[Extracts from a graphics dataset]
/---

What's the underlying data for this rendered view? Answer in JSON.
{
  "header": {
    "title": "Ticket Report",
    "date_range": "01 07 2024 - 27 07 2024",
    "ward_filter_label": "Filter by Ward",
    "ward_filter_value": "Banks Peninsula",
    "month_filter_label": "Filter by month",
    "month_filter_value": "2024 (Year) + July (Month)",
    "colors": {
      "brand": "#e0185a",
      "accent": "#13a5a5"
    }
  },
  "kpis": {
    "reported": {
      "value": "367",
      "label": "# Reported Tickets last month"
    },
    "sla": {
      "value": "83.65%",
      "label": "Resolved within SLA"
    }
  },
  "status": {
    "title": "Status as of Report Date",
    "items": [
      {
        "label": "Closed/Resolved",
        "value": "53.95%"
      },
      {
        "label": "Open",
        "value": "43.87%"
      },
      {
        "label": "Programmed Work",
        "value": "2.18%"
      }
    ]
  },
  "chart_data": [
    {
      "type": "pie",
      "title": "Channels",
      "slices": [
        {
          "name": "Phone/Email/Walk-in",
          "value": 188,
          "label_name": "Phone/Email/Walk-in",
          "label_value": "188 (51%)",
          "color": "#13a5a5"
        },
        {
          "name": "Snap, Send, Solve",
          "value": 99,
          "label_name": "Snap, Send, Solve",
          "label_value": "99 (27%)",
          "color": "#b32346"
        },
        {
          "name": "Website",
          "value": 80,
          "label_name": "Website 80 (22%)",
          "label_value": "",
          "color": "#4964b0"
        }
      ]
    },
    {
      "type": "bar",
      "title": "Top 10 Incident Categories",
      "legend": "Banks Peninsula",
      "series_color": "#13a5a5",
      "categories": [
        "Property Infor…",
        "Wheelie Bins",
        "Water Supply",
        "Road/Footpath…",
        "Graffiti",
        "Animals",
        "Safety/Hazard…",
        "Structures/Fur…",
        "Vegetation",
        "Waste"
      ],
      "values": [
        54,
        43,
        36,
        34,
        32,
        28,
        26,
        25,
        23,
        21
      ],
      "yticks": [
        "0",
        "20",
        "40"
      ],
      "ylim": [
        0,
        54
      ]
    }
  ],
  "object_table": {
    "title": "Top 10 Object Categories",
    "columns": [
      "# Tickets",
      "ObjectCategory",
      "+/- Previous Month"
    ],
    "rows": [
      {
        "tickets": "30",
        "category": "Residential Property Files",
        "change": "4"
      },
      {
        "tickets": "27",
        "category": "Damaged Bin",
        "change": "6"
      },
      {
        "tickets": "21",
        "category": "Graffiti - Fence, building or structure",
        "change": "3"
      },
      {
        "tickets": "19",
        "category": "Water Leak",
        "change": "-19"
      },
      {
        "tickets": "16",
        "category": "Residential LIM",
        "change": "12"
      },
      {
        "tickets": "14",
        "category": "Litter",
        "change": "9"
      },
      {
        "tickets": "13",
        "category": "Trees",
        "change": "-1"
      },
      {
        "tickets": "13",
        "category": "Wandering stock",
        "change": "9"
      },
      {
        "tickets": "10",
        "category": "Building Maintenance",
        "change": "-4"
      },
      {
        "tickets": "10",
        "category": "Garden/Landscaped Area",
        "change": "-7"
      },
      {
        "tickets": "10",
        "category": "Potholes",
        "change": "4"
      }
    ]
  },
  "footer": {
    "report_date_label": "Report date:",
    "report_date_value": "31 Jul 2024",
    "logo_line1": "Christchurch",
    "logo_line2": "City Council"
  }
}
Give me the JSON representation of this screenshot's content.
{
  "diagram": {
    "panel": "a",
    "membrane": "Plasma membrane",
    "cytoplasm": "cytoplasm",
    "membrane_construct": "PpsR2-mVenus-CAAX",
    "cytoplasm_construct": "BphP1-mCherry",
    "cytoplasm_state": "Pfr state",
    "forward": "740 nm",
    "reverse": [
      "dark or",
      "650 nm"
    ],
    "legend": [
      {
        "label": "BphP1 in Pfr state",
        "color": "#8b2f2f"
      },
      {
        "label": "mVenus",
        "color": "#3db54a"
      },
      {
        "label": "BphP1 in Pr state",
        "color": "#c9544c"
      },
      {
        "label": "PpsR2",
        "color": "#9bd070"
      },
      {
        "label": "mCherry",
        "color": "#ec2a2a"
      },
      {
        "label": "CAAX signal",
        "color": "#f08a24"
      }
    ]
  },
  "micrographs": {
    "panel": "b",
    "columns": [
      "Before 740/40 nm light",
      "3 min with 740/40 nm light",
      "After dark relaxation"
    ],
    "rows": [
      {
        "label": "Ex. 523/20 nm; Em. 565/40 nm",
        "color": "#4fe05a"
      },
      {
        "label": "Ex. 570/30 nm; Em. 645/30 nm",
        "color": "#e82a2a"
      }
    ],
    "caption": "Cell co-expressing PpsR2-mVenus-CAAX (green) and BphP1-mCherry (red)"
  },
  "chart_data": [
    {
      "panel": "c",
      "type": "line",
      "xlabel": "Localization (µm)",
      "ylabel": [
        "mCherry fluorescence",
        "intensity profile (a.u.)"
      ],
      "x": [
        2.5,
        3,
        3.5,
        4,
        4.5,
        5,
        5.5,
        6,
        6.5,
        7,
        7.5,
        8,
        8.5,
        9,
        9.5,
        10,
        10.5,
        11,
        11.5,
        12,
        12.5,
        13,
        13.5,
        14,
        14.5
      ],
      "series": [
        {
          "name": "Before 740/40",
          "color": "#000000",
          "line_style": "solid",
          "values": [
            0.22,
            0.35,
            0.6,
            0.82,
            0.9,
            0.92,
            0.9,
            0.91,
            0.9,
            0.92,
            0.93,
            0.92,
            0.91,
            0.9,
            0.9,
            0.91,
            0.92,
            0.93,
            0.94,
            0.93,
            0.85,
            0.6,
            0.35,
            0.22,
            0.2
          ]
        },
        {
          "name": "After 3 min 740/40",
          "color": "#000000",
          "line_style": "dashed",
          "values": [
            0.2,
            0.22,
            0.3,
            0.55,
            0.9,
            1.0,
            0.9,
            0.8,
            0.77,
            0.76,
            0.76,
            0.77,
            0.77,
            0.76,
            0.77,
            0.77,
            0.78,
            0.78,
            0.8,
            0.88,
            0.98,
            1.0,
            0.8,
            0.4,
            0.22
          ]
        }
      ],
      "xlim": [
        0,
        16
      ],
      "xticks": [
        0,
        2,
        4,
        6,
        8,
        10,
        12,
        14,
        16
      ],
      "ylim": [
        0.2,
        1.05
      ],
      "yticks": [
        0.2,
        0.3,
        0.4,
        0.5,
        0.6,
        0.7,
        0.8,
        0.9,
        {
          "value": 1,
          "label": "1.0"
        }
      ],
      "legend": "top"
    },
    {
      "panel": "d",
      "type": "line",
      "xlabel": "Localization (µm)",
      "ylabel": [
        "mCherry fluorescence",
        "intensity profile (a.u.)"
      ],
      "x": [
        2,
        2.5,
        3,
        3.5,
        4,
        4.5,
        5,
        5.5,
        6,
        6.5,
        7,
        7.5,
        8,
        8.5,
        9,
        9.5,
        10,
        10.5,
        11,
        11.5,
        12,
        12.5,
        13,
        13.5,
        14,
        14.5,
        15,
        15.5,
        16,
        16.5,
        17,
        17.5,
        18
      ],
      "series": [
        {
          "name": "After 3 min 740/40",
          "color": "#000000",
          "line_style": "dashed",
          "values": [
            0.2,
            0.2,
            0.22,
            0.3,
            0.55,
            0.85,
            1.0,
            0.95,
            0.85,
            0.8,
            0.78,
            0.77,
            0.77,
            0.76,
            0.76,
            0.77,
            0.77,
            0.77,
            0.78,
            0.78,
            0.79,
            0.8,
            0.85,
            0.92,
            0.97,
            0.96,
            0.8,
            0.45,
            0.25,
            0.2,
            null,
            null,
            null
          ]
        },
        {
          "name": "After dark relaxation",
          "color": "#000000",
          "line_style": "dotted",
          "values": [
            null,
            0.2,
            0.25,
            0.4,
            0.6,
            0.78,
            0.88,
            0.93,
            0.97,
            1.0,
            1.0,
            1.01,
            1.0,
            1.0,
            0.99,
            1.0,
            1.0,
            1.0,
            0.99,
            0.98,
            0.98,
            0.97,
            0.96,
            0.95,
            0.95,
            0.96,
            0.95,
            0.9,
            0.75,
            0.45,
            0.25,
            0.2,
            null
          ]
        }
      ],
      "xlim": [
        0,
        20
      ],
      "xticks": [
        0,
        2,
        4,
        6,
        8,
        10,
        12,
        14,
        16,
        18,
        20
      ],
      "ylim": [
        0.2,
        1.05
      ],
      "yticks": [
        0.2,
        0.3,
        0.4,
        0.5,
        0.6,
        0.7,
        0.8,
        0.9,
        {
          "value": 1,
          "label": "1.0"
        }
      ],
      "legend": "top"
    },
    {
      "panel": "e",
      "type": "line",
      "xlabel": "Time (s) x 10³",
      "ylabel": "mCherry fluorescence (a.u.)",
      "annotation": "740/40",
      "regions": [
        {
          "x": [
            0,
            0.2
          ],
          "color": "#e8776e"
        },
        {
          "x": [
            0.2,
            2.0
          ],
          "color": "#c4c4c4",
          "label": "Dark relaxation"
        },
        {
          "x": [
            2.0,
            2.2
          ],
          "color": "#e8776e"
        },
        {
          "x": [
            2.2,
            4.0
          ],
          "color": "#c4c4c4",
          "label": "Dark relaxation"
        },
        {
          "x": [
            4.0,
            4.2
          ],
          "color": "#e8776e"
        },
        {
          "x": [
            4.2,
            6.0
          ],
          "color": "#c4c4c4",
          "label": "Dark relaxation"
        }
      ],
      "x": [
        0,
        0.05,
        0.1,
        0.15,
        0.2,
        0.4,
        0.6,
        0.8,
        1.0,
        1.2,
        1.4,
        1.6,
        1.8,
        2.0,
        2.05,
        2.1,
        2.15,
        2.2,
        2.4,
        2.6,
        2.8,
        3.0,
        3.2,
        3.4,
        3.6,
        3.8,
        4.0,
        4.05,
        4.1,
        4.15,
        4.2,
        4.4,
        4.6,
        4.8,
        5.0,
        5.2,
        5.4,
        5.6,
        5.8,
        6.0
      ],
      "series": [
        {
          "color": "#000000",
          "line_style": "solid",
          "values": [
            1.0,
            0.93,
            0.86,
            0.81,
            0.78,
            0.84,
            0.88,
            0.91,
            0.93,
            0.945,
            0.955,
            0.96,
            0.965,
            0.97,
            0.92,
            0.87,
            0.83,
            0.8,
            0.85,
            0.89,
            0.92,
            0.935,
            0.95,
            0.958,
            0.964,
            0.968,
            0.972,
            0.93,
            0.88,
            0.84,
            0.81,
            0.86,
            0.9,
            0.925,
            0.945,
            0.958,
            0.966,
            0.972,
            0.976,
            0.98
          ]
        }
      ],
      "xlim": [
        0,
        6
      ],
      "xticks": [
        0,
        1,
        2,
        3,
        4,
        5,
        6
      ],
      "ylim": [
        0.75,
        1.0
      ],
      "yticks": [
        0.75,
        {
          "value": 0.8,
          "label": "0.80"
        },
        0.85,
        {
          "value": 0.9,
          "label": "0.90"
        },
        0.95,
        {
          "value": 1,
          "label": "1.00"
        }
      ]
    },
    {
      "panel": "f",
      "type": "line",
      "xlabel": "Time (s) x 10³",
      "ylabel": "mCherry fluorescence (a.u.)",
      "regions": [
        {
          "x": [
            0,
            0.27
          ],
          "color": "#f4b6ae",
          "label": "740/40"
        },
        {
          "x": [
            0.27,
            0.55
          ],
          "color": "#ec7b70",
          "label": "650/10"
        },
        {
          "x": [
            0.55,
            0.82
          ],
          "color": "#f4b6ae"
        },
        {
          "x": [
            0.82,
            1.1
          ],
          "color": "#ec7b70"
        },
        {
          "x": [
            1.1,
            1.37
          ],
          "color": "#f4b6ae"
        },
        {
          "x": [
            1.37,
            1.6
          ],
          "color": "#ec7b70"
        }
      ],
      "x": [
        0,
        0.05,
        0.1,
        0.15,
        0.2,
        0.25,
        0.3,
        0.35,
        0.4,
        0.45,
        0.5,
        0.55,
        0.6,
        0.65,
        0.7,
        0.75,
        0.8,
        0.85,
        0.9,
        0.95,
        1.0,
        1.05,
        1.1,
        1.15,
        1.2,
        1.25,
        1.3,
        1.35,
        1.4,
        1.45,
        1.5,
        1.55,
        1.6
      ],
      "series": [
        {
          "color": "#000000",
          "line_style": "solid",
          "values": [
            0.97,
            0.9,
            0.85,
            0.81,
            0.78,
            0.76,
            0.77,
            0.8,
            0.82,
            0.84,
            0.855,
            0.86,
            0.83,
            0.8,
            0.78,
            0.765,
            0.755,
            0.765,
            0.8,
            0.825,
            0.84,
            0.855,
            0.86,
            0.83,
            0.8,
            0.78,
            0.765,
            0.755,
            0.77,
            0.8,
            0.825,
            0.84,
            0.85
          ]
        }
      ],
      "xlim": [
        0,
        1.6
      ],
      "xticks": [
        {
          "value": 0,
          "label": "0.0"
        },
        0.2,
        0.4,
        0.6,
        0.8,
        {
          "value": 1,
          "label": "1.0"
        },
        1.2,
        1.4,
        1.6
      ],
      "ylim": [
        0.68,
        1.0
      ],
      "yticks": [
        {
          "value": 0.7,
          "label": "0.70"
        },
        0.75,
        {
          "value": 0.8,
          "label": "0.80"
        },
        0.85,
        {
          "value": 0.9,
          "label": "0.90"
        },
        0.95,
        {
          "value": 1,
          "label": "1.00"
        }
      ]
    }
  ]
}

\---

### What is being asked
Show, from the listing above, each line that contains the word "Email".

### The reply
          "name": "Phone/Email/Walk-in",
          "label_name": "Phone/Email/Walk-in",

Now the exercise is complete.